Jeonbuk Hyundai Motors – Their story so far

The AFC Champions League returns to our screens next week, as Asia’s premier football club competition reaches the quarter-final stage.

As part of the build-up to next week’s matches, we take a look back at the four East Zone teams’ road to the last eight, starting with K-League Classic side Jeonbuk Hyundai Motors.

The Group stage

Jeonbuk were drawn in Group E, alongside Japan’s FC Tokyo, Chinese outfit Jiangsu FC and Vietnam side Becamex Binh Duong.

Choi Kang-hee’s team started their campaign against Tokyo, in front of their home fans at the Jeonju World Cup Stadium, on February 23.


Matchday 1 proved to be an enjoyable day for the Koreans, who recorded a hard-fought 2-1 victory over their Japanese opponents.

A week later they traveled to the Olympic Sports Centre for a clash with Jiangsu. Matchday 2 proved to be an unsuccessful one for Jeonbuk, as they suffered a 3-2 defeat on a cold and windy night in Nianjing.

Matchday 3 saw Jeonbuk play host to Binh Duong, and again home comforts proved to be pivotal in the group, with the K-League side recording a routine 2-0 win thanks to goals from Ricardo Lopes and Lee Dong Gook.

The trend of struggling away from home continued when Jeonbuk had to travel to the Binh Duong Stadium for the reverse fixture three weeks later.

In fact, it was a night to forget for the Green Warriors, as two players were sent off late in the game and home captain Nguyen Anh Duc slotted away two penalties, the final being the winner following Kim Hyungil’s 86th-minute red card.

Matchday 5 proved to be a pivotal one for Jeonbuk’s campaign and the one that would ultimately put them in the pound seats for qualification to the knock-outs.

A potentially tricky trip to the Tokyo Stadium turned into a walk in the park for the 2006 AFC Champions League winners, as goals from Kim Bo Kyung, Lee Jae Sung and Go Moo Yul secured a memorable 3-0 win away from home.


A 2-2 draw at home to Jiangsu on Matchday 6 was enough for the K-League giants to secure their place in the last 16.

In fact, the point earned in the final group match was enough for Kang-hee’s side to advance as group winners, albeit only on goal difference after the Korean outfit and Tokyo finished level on 10 points, with Jiangsu just one point behind in third.

The Round of 16

Jeonbuk were drawn against Melbourne Victory in the last 16, after the Australians advanced to the knock-out stage by virtue of finishing as the runners-up in Group G.

The first leg took place at the Melbourne Rectangular Stadium on May 17, and as was suspected prior to the match, there really wasn’t all that much between the two teams.

Besart Berisha ensured the hosts made a perfect start to the tie with a fifth minute goal, but their lead was short-lived as Leonardo Rodrigues Pereira, also known as just Leonardo, equalised just nine minutes later.

..............................

◆ **Actions to take**
1. Name every stadium mentioned in the Jeonbuk Hyundai Motors article.
2. According to the Jeonbuk Hyundai Motors article, how did Jeonbuk finish as group winners despite being level on points with Tokyo?
3. Extend the Jeonbuk Hyundai Motors article from its final sentence.

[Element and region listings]
..............................

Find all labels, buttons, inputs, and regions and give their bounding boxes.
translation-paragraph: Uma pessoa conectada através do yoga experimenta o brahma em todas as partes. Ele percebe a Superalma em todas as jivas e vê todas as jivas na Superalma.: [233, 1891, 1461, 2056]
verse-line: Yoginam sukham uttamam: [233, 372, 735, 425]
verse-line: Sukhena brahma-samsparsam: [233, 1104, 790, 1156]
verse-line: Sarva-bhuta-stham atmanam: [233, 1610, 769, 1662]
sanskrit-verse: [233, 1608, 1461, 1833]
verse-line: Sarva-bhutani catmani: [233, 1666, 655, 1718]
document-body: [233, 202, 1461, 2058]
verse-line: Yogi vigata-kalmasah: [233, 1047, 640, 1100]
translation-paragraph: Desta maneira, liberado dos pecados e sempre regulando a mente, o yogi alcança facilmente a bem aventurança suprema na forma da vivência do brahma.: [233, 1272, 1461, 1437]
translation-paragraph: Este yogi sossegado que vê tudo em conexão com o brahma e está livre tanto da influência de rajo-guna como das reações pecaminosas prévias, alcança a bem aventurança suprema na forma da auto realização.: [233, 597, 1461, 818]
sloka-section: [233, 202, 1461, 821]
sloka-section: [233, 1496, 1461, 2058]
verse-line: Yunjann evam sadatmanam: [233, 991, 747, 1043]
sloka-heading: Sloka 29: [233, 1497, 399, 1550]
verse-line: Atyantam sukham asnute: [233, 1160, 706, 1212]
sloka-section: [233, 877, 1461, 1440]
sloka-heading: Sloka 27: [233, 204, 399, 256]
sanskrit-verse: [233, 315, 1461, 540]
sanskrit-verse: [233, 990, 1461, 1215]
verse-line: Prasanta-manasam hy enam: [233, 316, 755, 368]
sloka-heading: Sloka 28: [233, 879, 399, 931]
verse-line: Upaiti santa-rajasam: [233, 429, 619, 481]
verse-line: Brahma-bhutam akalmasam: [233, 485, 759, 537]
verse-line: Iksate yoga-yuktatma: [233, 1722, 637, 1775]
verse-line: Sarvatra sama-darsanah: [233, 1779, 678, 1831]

..............................

◆ **Answers for this exercise**
1.
Jeonju World Cup Stadium
Olympic Sports Centre
Binh Duong Stadium
Tokyo Stadium
Melbourne Rectangular Stadium

2. They won the group on goal difference, with both teams finishing on 10 points.

3.
The remainder of the first leg remained goalless to set up a thrilling finale at the Jeonju World Cup Stadium the following week.

The fans who attended the second leg certainly got their money’s worth, as the match proved to be something of a thriller.


Once again Leonardo got the ball rolling for Jeonbuk with a goal just before the half-hour mark. Halfway through the second half Leonardo was called into action again, with his 71st-minute strike handing the Korean side a two-goal cushion for the first time in the match.

The Australians plugged away manfully throughout the remaining 20 minutes and with six minutes left in regulation time, Berisha handed them a life-line with his second strike of the tie.

Despite pulling one goal back, Victory were unable to breach the resolute Jeonbuk defense in search of the key, away goal they required to advance and Jeonbuk secured a spot in the last eight with a 3-2 aggregate win.

Domestic form

Having won the K-League Classic in both 2014 and 2015, JHM started the season as the favourites once again in 2016. It is often seen that a strong continental campaign leads to struggles on the domestic front, but that has certainly not been the case for Jeonbuk.

After 26 matches in the current campaign, they are firmly on top of the standings with 56 points, 10 points ahead of nearest rivals, FC Seoul, with Ulsang Horang another seven points adrift.

In fact, Jeonbuk has been largely untroubled so far this season and have yet to be defeated, winning 15 matches and drawing 11. Some of their more noteworthy results include 3-0 wins over Pohang Steelers and Gwangju FC, and a 3-1 defeat of Suwon FC.

Domestically, Leonardo, Ricardo Lopez and Dong-Gook have all been successful in front of goal, scoring eight goals a piece to date.

Can they match the class of 2006?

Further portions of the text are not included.